Pull out every line below holding the word "سکھاتا".

--- Task input ---

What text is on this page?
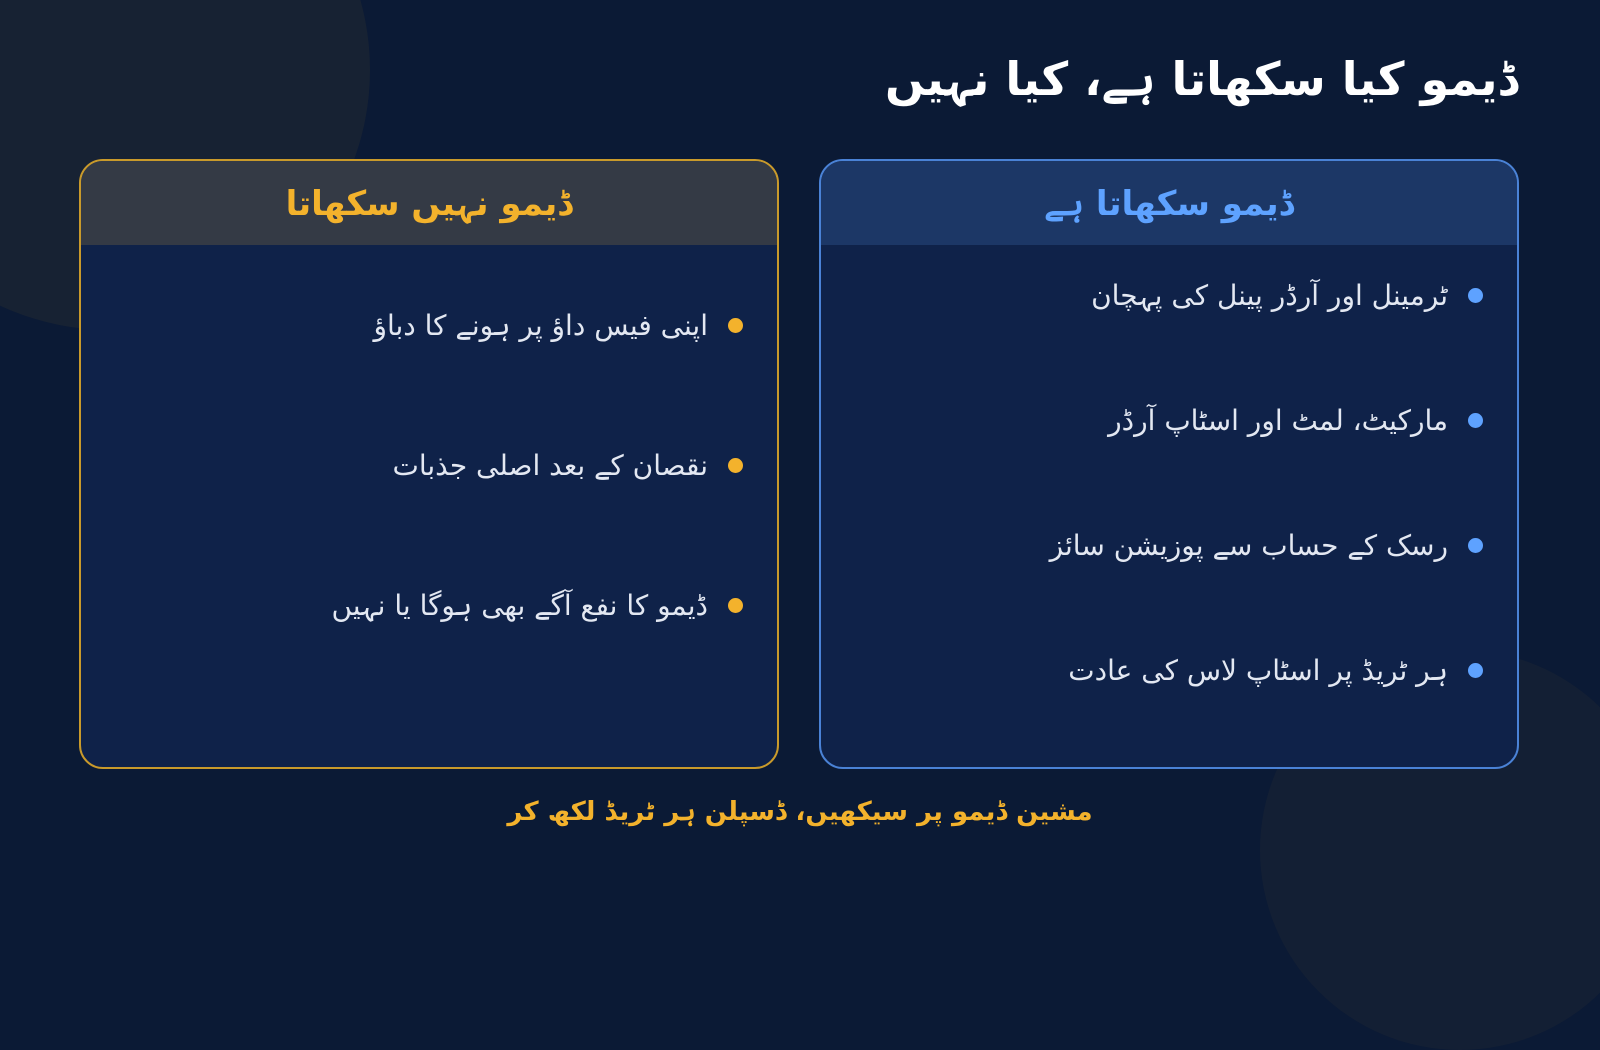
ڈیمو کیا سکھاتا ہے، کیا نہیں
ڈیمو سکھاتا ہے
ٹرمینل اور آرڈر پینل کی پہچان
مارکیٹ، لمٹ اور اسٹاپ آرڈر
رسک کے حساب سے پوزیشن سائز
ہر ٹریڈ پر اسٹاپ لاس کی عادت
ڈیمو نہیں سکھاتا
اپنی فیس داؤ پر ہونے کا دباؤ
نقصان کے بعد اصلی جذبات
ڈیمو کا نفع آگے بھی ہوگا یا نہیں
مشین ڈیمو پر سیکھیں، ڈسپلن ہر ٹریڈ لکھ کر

---

## The completed task:
ڈیمو کیا سکھاتا ہے، کیا نہیں
ڈیمو سکھاتا ہے
ڈیمو نہیں سکھاتا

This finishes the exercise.